# Written exercise
Copy each line of the listing below exactly.

** Start Input data **

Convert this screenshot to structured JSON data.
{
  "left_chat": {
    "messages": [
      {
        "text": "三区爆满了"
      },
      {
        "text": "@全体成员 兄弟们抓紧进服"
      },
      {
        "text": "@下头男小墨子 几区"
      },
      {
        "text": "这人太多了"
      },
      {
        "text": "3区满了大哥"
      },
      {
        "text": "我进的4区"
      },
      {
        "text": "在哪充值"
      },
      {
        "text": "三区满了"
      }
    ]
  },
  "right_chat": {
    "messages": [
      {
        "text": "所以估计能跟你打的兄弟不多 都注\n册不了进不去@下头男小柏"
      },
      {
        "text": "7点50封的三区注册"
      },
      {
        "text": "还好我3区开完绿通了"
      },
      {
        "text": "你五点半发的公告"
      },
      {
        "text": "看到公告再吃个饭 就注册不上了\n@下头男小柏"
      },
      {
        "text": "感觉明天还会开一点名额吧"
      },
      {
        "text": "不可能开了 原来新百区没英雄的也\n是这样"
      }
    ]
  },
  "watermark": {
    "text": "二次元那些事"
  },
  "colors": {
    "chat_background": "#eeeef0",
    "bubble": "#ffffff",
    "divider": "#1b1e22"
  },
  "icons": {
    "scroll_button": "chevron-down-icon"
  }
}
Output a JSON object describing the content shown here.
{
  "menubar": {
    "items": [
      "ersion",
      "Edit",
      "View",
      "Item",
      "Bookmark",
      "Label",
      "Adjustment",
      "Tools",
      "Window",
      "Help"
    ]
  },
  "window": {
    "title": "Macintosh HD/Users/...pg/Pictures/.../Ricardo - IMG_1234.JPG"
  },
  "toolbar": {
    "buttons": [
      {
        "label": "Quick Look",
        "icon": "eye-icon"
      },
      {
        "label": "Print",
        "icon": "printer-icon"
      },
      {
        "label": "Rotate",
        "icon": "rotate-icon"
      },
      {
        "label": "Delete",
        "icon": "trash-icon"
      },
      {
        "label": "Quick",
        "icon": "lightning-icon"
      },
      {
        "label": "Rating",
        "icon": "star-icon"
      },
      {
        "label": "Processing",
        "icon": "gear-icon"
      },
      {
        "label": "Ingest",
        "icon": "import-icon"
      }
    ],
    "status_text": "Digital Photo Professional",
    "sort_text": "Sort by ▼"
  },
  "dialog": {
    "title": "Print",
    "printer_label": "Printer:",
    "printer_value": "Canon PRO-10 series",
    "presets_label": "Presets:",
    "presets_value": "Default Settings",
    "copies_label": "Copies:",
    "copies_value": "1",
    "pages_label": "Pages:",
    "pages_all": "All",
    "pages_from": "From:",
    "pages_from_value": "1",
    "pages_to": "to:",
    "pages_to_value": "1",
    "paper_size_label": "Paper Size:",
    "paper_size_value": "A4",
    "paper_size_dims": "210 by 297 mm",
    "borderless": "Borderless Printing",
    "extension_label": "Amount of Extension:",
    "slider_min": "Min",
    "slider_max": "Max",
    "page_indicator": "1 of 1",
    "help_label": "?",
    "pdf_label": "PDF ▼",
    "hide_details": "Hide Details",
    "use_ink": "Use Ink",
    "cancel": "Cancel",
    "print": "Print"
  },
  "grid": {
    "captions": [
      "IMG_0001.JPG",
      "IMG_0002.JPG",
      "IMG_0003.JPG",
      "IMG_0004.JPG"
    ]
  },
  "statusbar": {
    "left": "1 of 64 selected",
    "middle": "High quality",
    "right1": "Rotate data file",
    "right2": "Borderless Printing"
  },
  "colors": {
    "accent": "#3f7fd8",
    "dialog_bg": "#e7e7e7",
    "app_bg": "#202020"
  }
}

** End Input data **

# Finished answer
Convert this screenshot to structured JSON data.
{
  "left_chat": {
    "messages": [
      {
        "text": "三区爆满了"
      },
      {
        "text": "@全体成员 兄弟们抓紧进服"
      },
      {
        "text": "@下头男小墨子 几区"
      },
      {
        "text": "这人太多了"
      },
      {
        "text": "3区满了大哥"
      },
      {
        "text": "我进的4区"
      },
      {
        "text": "在哪充值"
      },
      {
        "text": "三区满了"
      }
    ]
  },
  "right_chat": {
    "messages": [
      {
        "text": "所以估计能跟你打的兄弟不多 都注\n册不了进不去@下头男小柏"
      },
      {
        "text": "7点50封的三区注册"
      },
      {
        "text": "还好我3区开完绿通了"
      },
      {
        "text": "你五点半发的公告"
      },
      {
        "text": "看到公告再吃个饭 就注册不上了\n@下头男小柏"
      },
      {
        "text": "感觉明天还会开一点名额吧"
      },
      {
        "text": "不可能开了 原来新百区没英雄的也\n是这样"
      }
    ]
  },
  "watermark": {
    "text": "二次元那些事"
  },
  "colors": {
    "chat_background": "#eeeef0",
    "bubble": "#ffffff",
    "divider": "#1b1e22"
  },
  "icons": {
    "scroll_button": "chevron-down-icon"
  }
}
Output a JSON object describing the content shown here.
{
  "menubar": {
    "items": [
      "ersion",
      "Edit",
      "View",
      "Item",
      "Bookmark",
      "Label",
      "Adjustment",
      "Tools",
      "Window",
      "Help"
    ]
  },
  "window": {
    "title": "Macintosh HD/Users/...pg/Pictures/.../Ricardo - IMG_1234.JPG"
  },
  "toolbar": {
    "buttons": [
      {
        "label": "Quick Look",
        "icon": "eye-icon"
      },
      {
        "label": "Print",
        "icon": "printer-icon"
      },
      {
        "label": "Rotate",
        "icon": "rotate-icon"
      },
      {
        "label": "Delete",
        "icon": "trash-icon"
      },
      {
        "label": "Quick",
        "icon": "lightning-icon"
      },
      {
        "label": "Rating",
        "icon": "star-icon"
      },
      {
        "label": "Processing",
        "icon": "gear-icon"
      },
      {
        "label": "Ingest",
        "icon": "import-icon"
      }
    ],
    "status_text": "Digital Photo Professional",
    "sort_text": "Sort by ▼"
  },
  "dialog": {
    "title": "Print",
    "printer_label": "Printer:",
    "printer_value": "Canon PRO-10 series",
    "presets_label": "Presets:",
    "presets_value": "Default Settings",
    "copies_label": "Copies:",
    "copies_value": "1",
    "pages_label": "Pages:",
    "pages_all": "All",
    "pages_from": "From:",
    "pages_from_value": "1",
    "pages_to": "to:",
    "pages_to_value": "1",
    "paper_size_label": "Paper Size:",
    "paper_size_value": "A4",
    "paper_size_dims": "210 by 297 mm",
    "borderless": "Borderless Printing",
    "extension_label": "Amount of Extension:",
    "slider_min": "Min",
    "slider_max": "Max",
    "page_indicator": "1 of 1",
    "help_label": "?",
    "pdf_label": "PDF ▼",
    "hide_details": "Hide Details",
    "use_ink": "Use Ink",
    "cancel": "Cancel",
    "print": "Print"
  },
  "grid": {
    "captions": [
      "IMG_0001.JPG",
      "IMG_0002.JPG",
      "IMG_0003.JPG",
      "IMG_0004.JPG"
    ]
  },
  "statusbar": {
    "left": "1 of 64 selected",
    "middle": "High quality",
    "right1": "Rotate data file",
    "right2": "Borderless Printing"
  },
  "colors": {
    "accent": "#3f7fd8",
    "dialog_bg": "#e7e7e7",
    "app_bg": "#202020"
  }
}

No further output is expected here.